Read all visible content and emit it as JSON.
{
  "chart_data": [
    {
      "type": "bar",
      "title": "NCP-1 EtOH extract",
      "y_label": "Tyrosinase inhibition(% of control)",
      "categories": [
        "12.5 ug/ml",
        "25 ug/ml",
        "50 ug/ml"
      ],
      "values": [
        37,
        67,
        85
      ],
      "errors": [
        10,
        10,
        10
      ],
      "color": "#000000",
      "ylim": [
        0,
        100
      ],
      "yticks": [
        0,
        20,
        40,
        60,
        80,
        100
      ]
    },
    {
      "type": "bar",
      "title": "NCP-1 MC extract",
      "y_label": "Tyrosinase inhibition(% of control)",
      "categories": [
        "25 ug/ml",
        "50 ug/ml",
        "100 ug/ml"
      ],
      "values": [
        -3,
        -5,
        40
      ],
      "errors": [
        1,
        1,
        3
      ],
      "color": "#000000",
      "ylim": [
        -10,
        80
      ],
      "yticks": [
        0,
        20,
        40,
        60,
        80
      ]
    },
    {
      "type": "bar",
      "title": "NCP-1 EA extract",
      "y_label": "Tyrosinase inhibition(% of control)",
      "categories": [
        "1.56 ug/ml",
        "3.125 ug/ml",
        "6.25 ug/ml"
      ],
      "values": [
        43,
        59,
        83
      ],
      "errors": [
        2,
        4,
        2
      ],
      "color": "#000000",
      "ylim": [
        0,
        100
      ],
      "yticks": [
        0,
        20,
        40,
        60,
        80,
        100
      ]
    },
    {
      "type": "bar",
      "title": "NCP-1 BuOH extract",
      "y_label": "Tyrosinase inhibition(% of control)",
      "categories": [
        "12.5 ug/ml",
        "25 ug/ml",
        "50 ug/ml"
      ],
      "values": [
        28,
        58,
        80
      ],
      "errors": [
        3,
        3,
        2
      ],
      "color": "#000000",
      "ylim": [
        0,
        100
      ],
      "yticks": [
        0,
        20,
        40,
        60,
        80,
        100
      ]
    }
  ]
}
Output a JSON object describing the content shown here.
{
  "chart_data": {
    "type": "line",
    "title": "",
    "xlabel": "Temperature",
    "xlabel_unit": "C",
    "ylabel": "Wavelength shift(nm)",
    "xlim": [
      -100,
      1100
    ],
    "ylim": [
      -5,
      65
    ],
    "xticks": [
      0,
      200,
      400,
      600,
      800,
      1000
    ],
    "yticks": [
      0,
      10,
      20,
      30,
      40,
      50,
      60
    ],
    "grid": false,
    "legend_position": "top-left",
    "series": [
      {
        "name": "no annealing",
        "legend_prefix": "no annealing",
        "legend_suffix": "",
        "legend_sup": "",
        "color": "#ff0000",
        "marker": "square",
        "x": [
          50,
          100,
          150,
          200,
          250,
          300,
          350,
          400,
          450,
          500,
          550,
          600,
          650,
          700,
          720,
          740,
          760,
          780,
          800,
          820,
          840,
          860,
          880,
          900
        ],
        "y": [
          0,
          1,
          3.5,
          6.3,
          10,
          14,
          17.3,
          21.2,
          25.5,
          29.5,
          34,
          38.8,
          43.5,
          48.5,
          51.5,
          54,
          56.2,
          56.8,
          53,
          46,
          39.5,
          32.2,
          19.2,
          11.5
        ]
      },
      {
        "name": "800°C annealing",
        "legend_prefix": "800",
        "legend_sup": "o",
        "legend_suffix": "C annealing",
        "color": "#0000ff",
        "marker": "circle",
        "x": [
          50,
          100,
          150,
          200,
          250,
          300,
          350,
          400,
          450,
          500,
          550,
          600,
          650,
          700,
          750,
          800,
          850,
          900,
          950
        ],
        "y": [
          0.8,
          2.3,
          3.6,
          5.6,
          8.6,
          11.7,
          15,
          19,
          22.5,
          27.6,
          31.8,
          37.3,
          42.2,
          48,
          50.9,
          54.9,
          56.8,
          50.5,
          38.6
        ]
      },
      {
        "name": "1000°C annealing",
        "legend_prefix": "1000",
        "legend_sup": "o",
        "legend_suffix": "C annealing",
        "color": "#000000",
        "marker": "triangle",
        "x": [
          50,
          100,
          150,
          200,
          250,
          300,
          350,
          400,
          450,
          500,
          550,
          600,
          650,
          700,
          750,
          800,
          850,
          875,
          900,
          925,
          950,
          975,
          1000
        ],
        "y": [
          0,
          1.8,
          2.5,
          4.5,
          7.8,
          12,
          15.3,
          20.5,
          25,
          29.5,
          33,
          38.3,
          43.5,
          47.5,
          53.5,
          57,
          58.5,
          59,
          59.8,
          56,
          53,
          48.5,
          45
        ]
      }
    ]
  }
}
☆ ☆ ☆ ☆ ☆
Exercise brief:
Nothing in the data may differ; print all of it exactly as written.

Written answer:
Read all visible content and emit it as JSON.
{
  "chart_data": [
    {
      "type": "bar",
      "title": "NCP-1 EtOH extract",
      "y_label": "Tyrosinase inhibition(% of control)",
      "categories": [
        "12.5 ug/ml",
        "25 ug/ml",
        "50 ug/ml"
      ],
      "values": [
        37,
        67,
        85
      ],
      "errors": [
        10,
        10,
        10
      ],
      "color": "#000000",
      "ylim": [
        0,
        100
      ],
      "yticks": [
        0,
        20,
        40,
        60,
        80,
        100
      ]
    },
    {
      "type": "bar",
      "title": "NCP-1 MC extract",
      "y_label": "Tyrosinase inhibition(% of control)",
      "categories": [
        "25 ug/ml",
        "50 ug/ml",
        "100 ug/ml"
      ],
      "values": [
        -3,
        -5,
        40
      ],
      "errors": [
        1,
        1,
        3
      ],
      "color": "#000000",
      "ylim": [
        -10,
        80
      ],
      "yticks": [
        0,
        20,
        40,
        60,
        80
      ]
    },
    {
      "type": "bar",
      "title": "NCP-1 EA extract",
      "y_label": "Tyrosinase inhibition(% of control)",
      "categories": [
        "1.56 ug/ml",
        "3.125 ug/ml",
        "6.25 ug/ml"
      ],
      "values": [
        43,
        59,
        83
      ],
      "errors": [
        2,
        4,
        2
      ],
      "color": "#000000",
      "ylim": [
        0,
        100
      ],
      "yticks": [
        0,
        20,
        40,
        60,
        80,
        100
      ]
    },
    {
      "type": "bar",
      "title": "NCP-1 BuOH extract",
      "y_label": "Tyrosinase inhibition(% of control)",
      "categories": [
        "12.5 ug/ml",
        "25 ug/ml",
        "50 ug/ml"
      ],
      "values": [
        28,
        58,
        80
      ],
      "errors": [
        3,
        3,
        2
      ],
      "color": "#000000",
      "ylim": [
        0,
        100
      ],
      "yticks": [
        0,
        20,
        40,
        60,
        80,
        100
      ]
    }
  ]
}
Output a JSON object describing the content shown here.
{
  "chart_data": {
    "type": "line",
    "title": "",
    "xlabel": "Temperature",
    "xlabel_unit": "C",
    "ylabel": "Wavelength shift(nm)",
    "xlim": [
      -100,
      1100
    ],
    "ylim": [
      -5,
      65
    ],
    "xticks": [
      0,
      200,
      400,
      600,
      800,
      1000
    ],
    "yticks": [
      0,
      10,
      20,
      30,
      40,
      50,
      60
    ],
    "grid": false,
    "legend_position": "top-left",
    "series": [
      {
        "name": "no annealing",
        "legend_prefix": "no annealing",
        "legend_suffix": "",
        "legend_sup": "",
        "color": "#ff0000",
        "marker": "square",
        "x": [
          50,
          100,
          150,
          200,
          250,
          300,
          350,
          400,
          450,
          500,
          550,
          600,
          650,
          700,
          720,
          740,
          760,
          780,
          800,
          820,
          840,
          860,
          880,
          900
        ],
        "y": [
          0,
          1,
          3.5,
          6.3,
          10,
          14,
          17.3,
          21.2,
          25.5,
          29.5,
          34,
          38.8,
          43.5,
          48.5,
          51.5,
          54,
          56.2,
          56.8,
          53,
          46,
          39.5,
          32.2,
          19.2,
          11.5
        ]
      },
      {
        "name": "800°C annealing",
        "legend_prefix": "800",
        "legend_sup": "o",
        "legend_suffix": "C annealing",
        "color": "#0000ff",
        "marker": "circle",
        "x": [
          50,
          100,
          150,
          200,
          250,
          300,
          350,
          400,
          450,
          500,
          550,
          600,
          650,
          700,
          750,
          800,
          850,
          900,
          950
        ],
        "y": [
          0.8,
          2.3,
          3.6,
          5.6,
          8.6,
          11.7,
          15,
          19,
          22.5,
          27.6,
          31.8,
          37.3,
          42.2,
          48,
          50.9,
          54.9,
          56.8,
          50.5,
          38.6
        ]
      },
      {
        "name": "1000°C annealing",
        "legend_prefix": "1000",
        "legend_sup": "o",
        "legend_suffix": "C annealing",
        "color": "#000000",
        "marker": "triangle",
        "x": [
          50,
          100,
          150,
          200,
          250,
          300,
          350,
          400,
          450,
          500,
          550,
          600,
          650,
          700,
          750,
          800,
          850,
          875,
          900,
          925,
          950,
          975,
          1000
        ],
        "y": [
          0,
          1.8,
          2.5,
          4.5,
          7.8,
          12,
          15.3,
          20.5,
          25,
          29.5,
          33,
          38.3,
          43.5,
          47.5,
          53.5,
          57,
          58.5,
          59,
          59.8,
          56,
          53,
          48.5,
          45
        ]
      }
    ]
  }
}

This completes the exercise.